▶ _Instruction_
Write out the data again in full, exactly as it reads.

Data entries:
* * * *

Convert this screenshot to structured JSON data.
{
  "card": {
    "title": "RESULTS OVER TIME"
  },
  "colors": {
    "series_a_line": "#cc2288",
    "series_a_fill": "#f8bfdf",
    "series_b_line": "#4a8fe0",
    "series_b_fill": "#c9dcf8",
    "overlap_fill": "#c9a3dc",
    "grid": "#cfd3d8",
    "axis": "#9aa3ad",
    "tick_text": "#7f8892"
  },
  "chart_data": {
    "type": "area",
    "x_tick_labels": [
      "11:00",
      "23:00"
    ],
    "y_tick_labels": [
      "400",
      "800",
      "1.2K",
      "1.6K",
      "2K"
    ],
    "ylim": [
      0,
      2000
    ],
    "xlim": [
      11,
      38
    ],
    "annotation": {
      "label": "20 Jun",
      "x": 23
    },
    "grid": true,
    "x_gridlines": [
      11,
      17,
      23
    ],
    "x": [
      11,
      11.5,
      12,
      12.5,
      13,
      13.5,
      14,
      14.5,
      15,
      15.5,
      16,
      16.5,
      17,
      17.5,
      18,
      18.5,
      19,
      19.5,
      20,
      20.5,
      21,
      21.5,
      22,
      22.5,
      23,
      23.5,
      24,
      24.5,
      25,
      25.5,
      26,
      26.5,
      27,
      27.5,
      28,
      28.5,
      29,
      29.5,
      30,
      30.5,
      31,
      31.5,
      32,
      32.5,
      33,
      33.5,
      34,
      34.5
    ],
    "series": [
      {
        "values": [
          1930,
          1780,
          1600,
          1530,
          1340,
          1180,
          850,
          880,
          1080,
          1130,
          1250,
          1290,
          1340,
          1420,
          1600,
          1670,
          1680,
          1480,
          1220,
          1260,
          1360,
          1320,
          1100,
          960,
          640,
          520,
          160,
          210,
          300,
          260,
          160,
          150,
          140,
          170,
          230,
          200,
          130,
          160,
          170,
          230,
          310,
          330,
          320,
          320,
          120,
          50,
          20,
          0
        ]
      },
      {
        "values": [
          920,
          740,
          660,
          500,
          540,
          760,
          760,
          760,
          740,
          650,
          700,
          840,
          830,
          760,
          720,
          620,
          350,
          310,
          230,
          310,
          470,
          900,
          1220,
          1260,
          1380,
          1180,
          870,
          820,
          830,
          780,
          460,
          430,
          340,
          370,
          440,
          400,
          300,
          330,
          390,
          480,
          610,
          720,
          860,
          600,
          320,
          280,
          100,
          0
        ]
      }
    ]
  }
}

* * * *

▶ _The reply_
Convert this screenshot to structured JSON data.
{
  "card": {
    "title": "RESULTS OVER TIME"
  },
  "colors": {
    "series_a_line": "#cc2288",
    "series_a_fill": "#f8bfdf",
    "series_b_line": "#4a8fe0",
    "series_b_fill": "#c9dcf8",
    "overlap_fill": "#c9a3dc",
    "grid": "#cfd3d8",
    "axis": "#9aa3ad",
    "tick_text": "#7f8892"
  },
  "chart_data": {
    "type": "area",
    "x_tick_labels": [
      "11:00",
      "23:00"
    ],
    "y_tick_labels": [
      "400",
      "800",
      "1.2K",
      "1.6K",
      "2K"
    ],
    "ylim": [
      0,
      2000
    ],
    "xlim": [
      11,
      38
    ],
    "annotation": {
      "label": "20 Jun",
      "x": 23
    },
    "grid": true,
    "x_gridlines": [
      11,
      17,
      23
    ],
    "x": [
      11,
      11.5,
      12,
      12.5,
      13,
      13.5,
      14,
      14.5,
      15,
      15.5,
      16,
      16.5,
      17,
      17.5,
      18,
      18.5,
      19,
      19.5,
      20,
      20.5,
      21,
      21.5,
      22,
      22.5,
      23,
      23.5,
      24,
      24.5,
      25,
      25.5,
      26,
      26.5,
      27,
      27.5,
      28,
      28.5,
      29,
      29.5,
      30,
      30.5,
      31,
      31.5,
      32,
      32.5,
      33,
      33.5,
      34,
      34.5
    ],
    "series": [
      {
        "values": [
          1930,
          1780,
          1600,
          1530,
          1340,
          1180,
          850,
          880,
          1080,
          1130,
          1250,
          1290,
          1340,
          1420,
          1600,
          1670,
          1680,
          1480,
          1220,
          1260,
          1360,
          1320,
          1100,
          960,
          640,
          520,
          160,
          210,
          300,
          260,
          160,
          150,
          140,
          170,
          230,
          200,
          130,
          160,
          170,
          230,
          310,
          330,
          320,
          320,
          120,
          50,
          20,
          0
        ]
      },
      {
        "values": [
          920,
          740,
          660,
          500,
          540,
          760,
          760,
          760,
          740,
          650,
          700,
          840,
          830,
          760,
          720,
          620,
          350,
          310,
          230,
          310,
          470,
          900,
          1220,
          1260,
          1380,
          1180,
          870,
          820,
          830,
          780,
          460,
          430,
          340,
          370,
          440,
          400,
          300,
          330,
          390,
          480,
          610,
          720,
          860,
          600,
          320,
          280,
          100,
          0
        ]
      }
    ]
  }
}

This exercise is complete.